_Task description_
Say only how many lines contain the word "每增一击".

_Raw records_
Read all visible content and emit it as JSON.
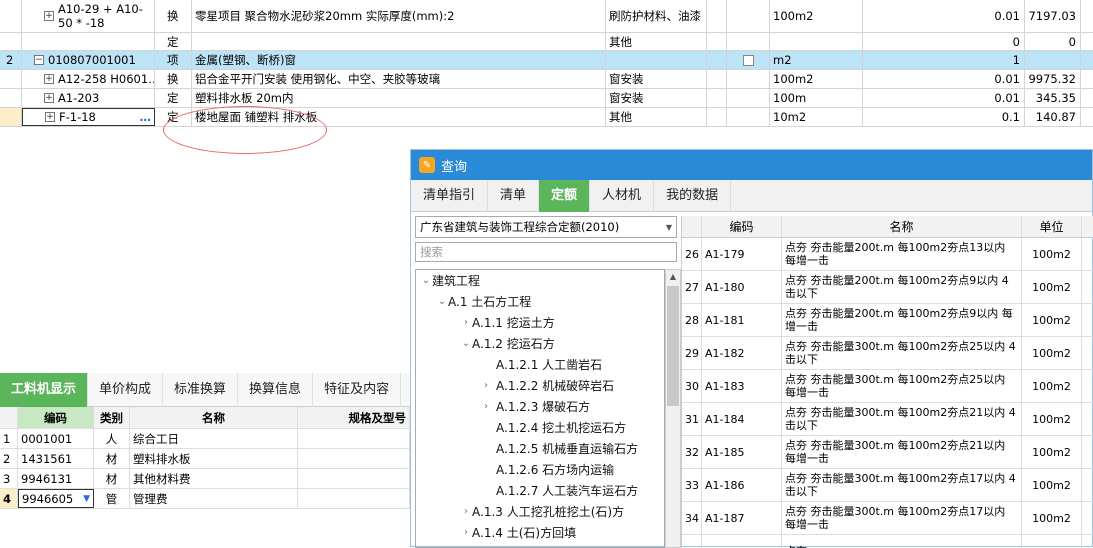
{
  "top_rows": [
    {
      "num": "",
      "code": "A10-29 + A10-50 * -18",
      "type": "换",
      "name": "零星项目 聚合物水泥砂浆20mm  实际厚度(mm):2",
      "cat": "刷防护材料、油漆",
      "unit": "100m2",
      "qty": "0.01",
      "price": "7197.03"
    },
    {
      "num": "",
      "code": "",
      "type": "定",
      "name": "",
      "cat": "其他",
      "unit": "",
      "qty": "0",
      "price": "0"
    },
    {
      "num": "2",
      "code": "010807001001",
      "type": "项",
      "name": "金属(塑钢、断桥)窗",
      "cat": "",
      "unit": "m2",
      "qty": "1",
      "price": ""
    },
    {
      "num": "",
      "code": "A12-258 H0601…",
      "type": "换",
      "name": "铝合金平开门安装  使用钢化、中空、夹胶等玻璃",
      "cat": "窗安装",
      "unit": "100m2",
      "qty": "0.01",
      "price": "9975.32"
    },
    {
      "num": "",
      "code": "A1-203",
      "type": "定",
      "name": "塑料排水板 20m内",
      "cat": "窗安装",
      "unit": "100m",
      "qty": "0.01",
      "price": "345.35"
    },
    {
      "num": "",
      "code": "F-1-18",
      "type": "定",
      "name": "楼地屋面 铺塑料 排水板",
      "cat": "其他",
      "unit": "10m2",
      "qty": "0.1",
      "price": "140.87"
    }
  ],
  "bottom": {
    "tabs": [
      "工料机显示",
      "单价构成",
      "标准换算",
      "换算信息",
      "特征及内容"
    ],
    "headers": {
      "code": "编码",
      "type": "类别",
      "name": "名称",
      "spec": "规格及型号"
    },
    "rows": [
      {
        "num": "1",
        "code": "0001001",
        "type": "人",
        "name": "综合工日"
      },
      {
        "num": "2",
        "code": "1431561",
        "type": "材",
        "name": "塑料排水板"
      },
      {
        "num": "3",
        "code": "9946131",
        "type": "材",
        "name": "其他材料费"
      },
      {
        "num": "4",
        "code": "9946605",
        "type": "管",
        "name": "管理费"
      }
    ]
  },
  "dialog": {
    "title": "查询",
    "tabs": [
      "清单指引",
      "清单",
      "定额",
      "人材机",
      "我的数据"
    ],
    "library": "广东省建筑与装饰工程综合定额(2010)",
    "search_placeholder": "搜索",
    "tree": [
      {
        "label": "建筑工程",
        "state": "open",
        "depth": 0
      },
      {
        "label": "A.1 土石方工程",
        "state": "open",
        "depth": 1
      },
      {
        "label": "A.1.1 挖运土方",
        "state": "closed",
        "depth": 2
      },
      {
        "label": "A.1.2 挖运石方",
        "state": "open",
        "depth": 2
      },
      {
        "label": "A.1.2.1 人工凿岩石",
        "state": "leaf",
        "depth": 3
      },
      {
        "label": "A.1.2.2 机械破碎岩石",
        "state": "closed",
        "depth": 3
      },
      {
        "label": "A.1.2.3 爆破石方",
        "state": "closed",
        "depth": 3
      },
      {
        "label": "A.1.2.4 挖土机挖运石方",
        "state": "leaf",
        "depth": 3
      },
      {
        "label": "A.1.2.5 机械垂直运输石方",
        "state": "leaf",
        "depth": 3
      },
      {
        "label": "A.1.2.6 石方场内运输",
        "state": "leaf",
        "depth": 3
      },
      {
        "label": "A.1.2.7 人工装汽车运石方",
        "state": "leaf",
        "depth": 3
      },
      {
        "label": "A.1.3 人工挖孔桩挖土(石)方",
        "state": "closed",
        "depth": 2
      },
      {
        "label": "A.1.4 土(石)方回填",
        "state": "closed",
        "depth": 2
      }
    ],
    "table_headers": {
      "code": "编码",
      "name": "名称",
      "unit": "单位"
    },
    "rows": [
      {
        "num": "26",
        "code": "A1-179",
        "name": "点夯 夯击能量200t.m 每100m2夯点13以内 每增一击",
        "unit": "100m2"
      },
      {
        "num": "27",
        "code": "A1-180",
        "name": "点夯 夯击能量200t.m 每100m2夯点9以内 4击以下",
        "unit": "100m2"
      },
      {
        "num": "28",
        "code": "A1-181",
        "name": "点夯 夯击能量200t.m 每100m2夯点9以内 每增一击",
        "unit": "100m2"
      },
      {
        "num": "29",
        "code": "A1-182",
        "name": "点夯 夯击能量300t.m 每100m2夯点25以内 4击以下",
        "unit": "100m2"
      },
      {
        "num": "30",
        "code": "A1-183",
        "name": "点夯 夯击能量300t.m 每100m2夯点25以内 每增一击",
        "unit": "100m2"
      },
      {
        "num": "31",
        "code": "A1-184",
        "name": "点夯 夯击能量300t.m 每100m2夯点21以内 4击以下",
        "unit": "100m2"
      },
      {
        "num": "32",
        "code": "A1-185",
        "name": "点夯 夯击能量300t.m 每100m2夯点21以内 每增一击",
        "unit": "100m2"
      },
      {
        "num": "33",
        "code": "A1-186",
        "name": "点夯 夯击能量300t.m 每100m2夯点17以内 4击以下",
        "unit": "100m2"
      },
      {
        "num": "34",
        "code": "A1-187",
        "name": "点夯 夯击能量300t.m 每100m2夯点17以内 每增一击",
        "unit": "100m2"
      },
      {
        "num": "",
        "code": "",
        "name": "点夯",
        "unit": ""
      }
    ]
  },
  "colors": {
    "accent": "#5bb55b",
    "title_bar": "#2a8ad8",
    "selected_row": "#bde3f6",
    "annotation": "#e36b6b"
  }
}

_The answer_
5